**課題の内容:** 本文によると、この事件の被告Yはどこですか。

**本文:**
--------------------
医療法人社団対NTTドコモ請求事件

2015年11月30日

携帯電話から接続サービスを利用してインターネットのブログになされた書き込みにより名誉、信用を毀損された者から携帯電話会社NTTドコモに対する発信者情報開示請求が認められた事例である。

東京地裁平成20年9月9日判決(判時2049号40頁)

被告Yは、NTTドコモである。
原告Xは、医療法人社団で、診療所を開設し、化粧品(本件化粧品)も販売している。
--------------------
[保存データ項目]
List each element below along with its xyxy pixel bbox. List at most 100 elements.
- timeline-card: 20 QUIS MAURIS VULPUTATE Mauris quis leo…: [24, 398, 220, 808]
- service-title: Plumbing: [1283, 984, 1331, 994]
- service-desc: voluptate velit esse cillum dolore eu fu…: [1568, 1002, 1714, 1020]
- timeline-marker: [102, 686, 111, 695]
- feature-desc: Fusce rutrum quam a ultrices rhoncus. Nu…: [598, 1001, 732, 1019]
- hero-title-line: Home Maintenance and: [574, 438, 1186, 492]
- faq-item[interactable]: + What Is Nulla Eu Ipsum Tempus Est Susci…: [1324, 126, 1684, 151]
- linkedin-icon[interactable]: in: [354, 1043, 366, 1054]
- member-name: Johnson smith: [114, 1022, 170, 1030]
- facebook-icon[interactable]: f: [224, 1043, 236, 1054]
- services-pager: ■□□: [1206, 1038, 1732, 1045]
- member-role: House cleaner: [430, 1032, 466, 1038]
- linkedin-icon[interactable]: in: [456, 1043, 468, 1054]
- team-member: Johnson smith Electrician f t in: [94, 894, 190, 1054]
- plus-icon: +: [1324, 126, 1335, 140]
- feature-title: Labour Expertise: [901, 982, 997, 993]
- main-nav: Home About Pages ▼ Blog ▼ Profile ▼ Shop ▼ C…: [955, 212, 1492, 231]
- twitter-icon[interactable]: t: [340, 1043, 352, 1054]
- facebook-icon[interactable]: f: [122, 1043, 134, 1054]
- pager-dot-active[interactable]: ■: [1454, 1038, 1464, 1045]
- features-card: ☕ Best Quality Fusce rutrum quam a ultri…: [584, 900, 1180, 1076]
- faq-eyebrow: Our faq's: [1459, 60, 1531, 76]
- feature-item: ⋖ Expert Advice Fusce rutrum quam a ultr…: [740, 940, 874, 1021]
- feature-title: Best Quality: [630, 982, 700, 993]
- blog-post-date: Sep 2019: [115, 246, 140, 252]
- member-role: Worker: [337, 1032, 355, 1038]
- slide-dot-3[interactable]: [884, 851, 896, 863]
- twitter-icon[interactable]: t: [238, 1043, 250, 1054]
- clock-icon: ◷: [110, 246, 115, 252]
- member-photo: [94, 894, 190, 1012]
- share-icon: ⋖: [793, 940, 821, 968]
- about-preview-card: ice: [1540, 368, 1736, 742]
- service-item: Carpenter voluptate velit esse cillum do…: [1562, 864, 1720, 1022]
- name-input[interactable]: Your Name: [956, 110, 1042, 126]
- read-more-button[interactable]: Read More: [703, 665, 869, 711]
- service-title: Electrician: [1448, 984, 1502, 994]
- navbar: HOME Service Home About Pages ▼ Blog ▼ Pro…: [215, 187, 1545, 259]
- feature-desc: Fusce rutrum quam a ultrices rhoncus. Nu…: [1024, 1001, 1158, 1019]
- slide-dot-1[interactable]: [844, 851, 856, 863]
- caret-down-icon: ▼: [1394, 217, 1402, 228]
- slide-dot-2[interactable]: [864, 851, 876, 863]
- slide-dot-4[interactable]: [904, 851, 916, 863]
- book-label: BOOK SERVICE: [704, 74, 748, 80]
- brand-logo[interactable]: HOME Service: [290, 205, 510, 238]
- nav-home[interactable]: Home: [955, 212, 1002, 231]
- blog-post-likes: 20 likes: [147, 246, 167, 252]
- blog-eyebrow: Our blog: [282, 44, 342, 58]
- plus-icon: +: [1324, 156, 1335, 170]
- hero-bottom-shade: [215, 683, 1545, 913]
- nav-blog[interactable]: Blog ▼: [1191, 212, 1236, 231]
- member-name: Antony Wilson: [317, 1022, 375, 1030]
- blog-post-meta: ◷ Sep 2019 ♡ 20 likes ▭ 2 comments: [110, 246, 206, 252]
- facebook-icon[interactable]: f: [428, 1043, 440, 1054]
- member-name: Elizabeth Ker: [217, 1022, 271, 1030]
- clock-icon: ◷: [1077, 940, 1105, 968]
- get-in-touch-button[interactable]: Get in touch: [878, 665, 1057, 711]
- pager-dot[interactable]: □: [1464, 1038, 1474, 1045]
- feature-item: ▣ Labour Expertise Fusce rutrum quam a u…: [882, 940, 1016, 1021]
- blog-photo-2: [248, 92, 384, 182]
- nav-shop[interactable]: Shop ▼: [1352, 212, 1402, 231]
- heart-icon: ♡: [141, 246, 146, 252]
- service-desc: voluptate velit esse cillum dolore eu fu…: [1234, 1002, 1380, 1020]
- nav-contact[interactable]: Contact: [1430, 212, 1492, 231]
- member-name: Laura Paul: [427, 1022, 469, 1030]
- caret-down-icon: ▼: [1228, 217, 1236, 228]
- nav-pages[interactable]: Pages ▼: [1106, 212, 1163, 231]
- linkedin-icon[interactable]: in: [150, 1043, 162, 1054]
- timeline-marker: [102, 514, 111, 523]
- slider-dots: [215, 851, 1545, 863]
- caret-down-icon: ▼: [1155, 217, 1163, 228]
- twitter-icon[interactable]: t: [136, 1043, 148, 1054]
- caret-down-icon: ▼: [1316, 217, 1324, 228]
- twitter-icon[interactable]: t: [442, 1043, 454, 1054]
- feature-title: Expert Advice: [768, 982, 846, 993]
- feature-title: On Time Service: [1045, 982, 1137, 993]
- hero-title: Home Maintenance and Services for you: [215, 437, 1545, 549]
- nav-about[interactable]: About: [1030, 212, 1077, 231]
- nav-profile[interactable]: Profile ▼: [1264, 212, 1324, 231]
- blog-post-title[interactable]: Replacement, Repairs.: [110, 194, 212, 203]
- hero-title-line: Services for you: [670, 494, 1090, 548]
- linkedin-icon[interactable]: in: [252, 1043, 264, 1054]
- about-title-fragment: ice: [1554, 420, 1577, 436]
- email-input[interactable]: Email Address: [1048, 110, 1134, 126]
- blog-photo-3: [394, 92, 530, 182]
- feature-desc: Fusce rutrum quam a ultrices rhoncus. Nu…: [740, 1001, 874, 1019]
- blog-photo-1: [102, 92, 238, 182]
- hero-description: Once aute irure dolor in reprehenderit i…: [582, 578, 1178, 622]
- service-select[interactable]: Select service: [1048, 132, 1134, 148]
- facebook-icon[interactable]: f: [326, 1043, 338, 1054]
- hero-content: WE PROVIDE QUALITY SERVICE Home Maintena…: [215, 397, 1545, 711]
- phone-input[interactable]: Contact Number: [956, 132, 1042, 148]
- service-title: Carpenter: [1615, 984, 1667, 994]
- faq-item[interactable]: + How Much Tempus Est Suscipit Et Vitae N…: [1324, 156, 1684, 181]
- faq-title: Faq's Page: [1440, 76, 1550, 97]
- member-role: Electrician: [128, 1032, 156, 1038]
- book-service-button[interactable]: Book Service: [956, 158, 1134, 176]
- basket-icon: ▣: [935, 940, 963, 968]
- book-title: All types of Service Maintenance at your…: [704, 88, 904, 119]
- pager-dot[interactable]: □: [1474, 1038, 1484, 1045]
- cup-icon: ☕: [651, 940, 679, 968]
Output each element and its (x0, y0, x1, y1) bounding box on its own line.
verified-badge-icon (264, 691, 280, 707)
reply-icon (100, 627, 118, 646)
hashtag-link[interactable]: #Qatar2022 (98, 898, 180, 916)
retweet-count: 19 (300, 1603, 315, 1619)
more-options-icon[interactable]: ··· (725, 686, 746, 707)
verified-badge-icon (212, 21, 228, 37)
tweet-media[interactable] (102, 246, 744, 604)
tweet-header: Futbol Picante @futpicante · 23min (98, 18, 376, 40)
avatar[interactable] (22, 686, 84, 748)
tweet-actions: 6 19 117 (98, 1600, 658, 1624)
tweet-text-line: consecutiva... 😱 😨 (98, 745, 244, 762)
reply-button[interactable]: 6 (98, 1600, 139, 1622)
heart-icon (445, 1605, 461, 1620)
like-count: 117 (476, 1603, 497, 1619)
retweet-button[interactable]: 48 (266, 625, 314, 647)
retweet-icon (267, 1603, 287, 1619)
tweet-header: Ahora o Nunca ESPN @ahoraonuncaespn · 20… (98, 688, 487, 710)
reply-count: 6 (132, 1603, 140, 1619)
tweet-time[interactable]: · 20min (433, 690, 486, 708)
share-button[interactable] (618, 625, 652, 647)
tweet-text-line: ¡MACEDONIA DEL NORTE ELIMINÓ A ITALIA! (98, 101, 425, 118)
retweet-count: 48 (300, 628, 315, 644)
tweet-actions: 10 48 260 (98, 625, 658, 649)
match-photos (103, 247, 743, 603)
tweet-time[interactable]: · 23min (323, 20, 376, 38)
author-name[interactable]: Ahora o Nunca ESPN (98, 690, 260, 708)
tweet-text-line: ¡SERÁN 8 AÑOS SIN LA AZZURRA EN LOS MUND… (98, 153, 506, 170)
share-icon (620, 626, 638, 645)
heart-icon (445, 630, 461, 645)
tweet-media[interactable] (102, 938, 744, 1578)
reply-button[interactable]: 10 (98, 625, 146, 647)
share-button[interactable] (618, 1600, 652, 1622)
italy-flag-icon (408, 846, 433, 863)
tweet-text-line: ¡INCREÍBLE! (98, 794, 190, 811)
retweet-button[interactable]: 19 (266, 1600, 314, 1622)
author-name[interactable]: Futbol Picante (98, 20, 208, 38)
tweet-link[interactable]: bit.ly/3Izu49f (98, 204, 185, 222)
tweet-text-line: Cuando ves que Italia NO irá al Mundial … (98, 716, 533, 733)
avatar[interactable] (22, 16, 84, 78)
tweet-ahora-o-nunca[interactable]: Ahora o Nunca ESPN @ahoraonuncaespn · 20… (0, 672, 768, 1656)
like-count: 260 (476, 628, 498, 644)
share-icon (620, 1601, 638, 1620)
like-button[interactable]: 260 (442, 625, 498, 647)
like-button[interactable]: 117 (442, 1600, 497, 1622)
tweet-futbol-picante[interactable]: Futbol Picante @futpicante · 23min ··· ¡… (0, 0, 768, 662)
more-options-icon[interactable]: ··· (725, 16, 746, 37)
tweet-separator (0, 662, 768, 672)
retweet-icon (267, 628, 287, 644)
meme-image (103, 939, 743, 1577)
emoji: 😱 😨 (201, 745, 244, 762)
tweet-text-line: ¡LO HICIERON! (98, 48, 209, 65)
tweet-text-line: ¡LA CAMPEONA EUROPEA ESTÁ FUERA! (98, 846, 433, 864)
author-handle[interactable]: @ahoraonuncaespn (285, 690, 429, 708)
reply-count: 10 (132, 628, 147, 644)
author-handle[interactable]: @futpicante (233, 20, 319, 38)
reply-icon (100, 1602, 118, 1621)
--------------------
**解答:** NTTドコモです。